— Aim of the task —
Reproduce all the lines below exactly and omit the images.

— Input records —
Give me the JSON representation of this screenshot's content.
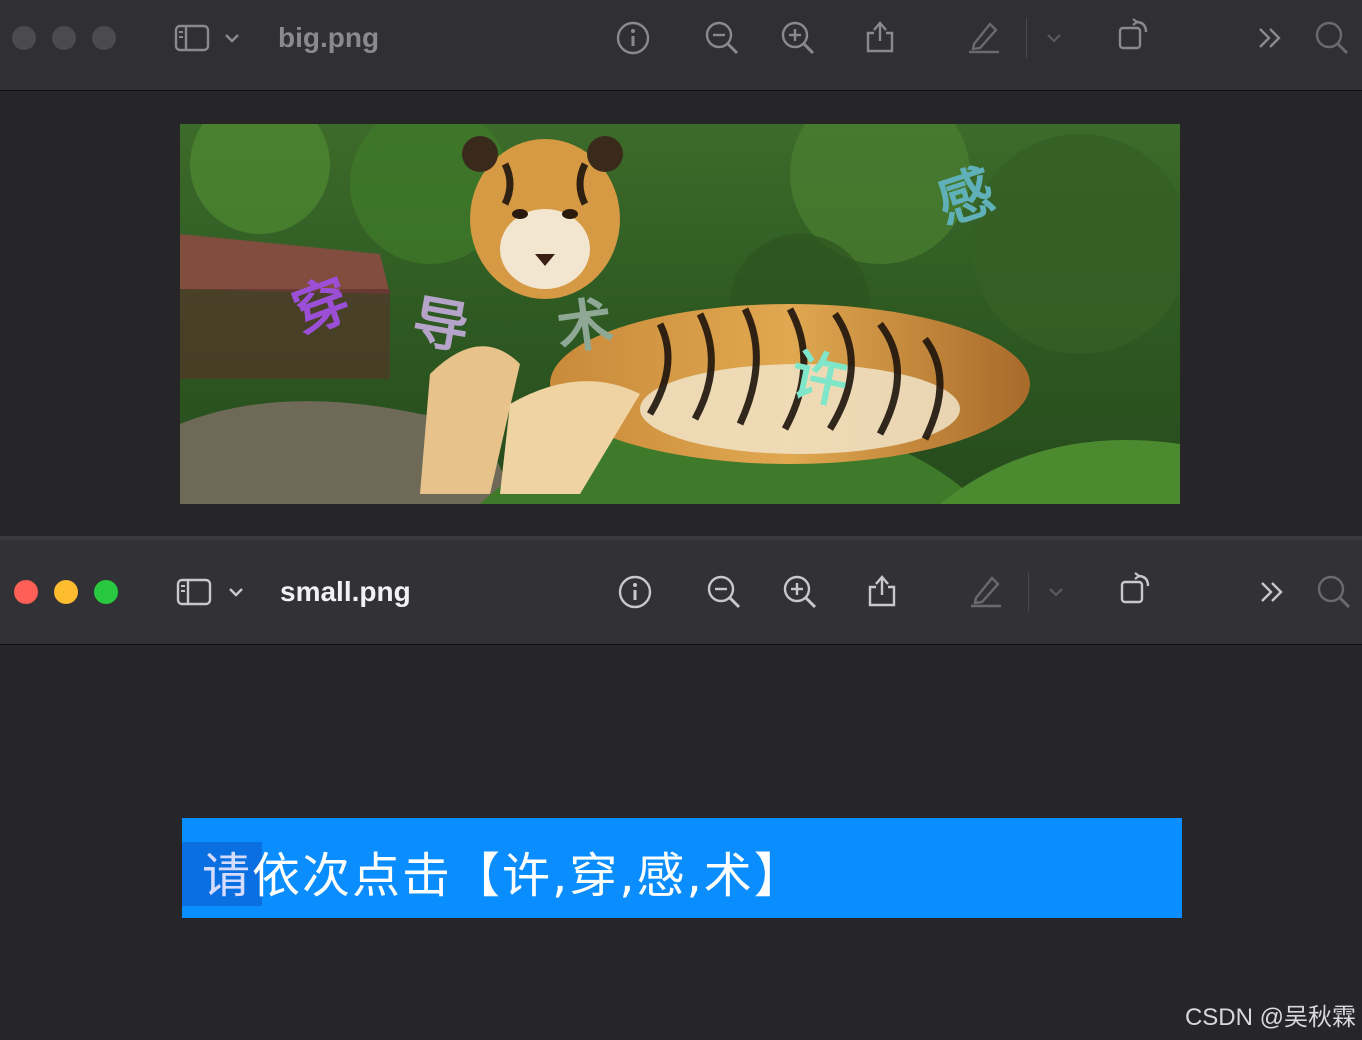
{
  "windows": {
    "big": {
      "title": "big.png"
    },
    "small": {
      "title": "small.png"
    }
  },
  "captcha": {
    "instruction_first": "请",
    "instruction_rest": "依次点击【许,穿,感,术】",
    "overlay_chars": [
      {
        "char": "穿",
        "color": "#9b4fd6"
      },
      {
        "char": "导",
        "color": "#b5a3c9"
      },
      {
        "char": "术",
        "color": "#8fa896"
      },
      {
        "char": "许",
        "color": "#7fe6c9"
      },
      {
        "char": "感",
        "color": "#5fb0b8"
      }
    ]
  },
  "toolbar_icons": [
    "sidebar-icon",
    "chevron-down-icon",
    "info-icon",
    "zoom-out-icon",
    "zoom-in-icon",
    "share-icon",
    "markup-pen-icon",
    "chevron-down-icon",
    "rotate-icon",
    "more-chevrons-icon",
    "search-icon"
  ],
  "colors": {
    "accent": "#0a8dff",
    "bg": "#262628",
    "titlebar": "#303034"
  },
  "watermark": "CSDN @吴秋霖"
}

— Response to the exercise —
Give me the JSON representation of this screenshot's content.
{
  "windows": {
    "big": {
      "title": "big.png"
    },
    "small": {
      "title": "small.png"
    }
  },
  "captcha": {
    "instruction_first": "请",
    "instruction_rest": "依次点击【许,穿,感,术】",
    "overlay_chars": [
      {
        "char": "穿",
        "color": "#9b4fd6"
      },
      {
        "char": "导",
        "color": "#b5a3c9"
      },
      {
        "char": "术",
        "color": "#8fa896"
      },
      {
        "char": "许",
        "color": "#7fe6c9"
      },
      {
        "char": "感",
        "color": "#5fb0b8"
      }
    ]
  },
  "toolbar_icons": [
    "sidebar-icon",
    "chevron-down-icon",
    "info-icon",
    "zoom-out-icon",
    "zoom-in-icon",
    "share-icon",
    "markup-pen-icon",
    "chevron-down-icon",
    "rotate-icon",
    "more-chevrons-icon",
    "search-icon"
  ],
  "colors": {
    "accent": "#0a8dff",
    "bg": "#262628",
    "titlebar": "#303034"
  },
  "watermark": "CSDN @吴秋霖"
}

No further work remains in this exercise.